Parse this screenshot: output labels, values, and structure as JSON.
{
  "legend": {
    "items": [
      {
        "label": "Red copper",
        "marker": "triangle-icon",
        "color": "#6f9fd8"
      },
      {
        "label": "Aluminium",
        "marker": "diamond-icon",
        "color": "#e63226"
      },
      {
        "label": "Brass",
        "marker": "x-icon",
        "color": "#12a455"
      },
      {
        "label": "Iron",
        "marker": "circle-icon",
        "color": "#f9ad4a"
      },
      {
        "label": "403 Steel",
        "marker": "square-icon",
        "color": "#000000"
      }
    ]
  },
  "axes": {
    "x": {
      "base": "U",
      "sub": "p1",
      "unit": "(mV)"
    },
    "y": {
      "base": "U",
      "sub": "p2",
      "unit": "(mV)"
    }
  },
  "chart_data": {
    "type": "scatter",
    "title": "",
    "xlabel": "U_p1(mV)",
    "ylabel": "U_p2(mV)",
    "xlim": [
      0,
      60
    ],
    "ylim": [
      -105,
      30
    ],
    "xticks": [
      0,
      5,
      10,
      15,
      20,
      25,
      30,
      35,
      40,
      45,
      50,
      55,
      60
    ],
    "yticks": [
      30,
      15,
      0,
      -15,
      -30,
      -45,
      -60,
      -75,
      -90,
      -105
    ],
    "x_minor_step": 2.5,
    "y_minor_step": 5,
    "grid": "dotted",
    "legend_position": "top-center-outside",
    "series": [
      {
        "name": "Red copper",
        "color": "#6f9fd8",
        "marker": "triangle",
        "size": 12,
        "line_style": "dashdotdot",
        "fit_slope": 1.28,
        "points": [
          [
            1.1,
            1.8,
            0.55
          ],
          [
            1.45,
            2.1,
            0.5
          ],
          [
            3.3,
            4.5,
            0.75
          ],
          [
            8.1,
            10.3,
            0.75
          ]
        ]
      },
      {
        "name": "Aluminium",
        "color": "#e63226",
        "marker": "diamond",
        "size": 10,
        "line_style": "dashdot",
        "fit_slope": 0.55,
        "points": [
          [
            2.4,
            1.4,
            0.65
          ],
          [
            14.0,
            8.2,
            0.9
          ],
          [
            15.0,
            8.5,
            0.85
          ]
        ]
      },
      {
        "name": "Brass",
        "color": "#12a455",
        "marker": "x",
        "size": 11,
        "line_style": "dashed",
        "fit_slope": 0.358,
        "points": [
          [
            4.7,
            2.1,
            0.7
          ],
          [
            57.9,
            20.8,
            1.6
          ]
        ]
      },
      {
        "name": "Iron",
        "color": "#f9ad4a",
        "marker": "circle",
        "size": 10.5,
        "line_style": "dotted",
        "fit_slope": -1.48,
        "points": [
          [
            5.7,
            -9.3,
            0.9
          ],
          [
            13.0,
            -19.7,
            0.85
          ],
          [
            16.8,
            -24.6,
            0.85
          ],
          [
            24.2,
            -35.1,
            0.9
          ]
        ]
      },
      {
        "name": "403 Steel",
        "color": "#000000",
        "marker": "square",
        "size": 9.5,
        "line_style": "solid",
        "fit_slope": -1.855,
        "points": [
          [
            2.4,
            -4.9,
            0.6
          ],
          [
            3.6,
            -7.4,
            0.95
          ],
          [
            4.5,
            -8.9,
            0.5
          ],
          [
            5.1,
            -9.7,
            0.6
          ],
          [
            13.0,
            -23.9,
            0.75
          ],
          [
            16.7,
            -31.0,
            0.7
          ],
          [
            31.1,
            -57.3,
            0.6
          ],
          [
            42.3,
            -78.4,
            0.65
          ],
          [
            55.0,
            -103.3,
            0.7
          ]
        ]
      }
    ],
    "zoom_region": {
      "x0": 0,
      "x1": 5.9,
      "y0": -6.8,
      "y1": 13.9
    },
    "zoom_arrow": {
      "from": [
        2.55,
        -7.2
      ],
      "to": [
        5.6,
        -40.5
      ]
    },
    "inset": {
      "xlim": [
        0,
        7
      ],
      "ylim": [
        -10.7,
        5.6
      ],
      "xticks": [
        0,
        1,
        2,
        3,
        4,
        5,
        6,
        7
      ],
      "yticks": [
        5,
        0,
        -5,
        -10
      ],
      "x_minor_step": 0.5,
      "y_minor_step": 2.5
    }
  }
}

## WHAT TO DO
Using the material above, state how many lines include the string "size". Answer with a single number.

## RESPONSE FOR THIS EXERCISE
5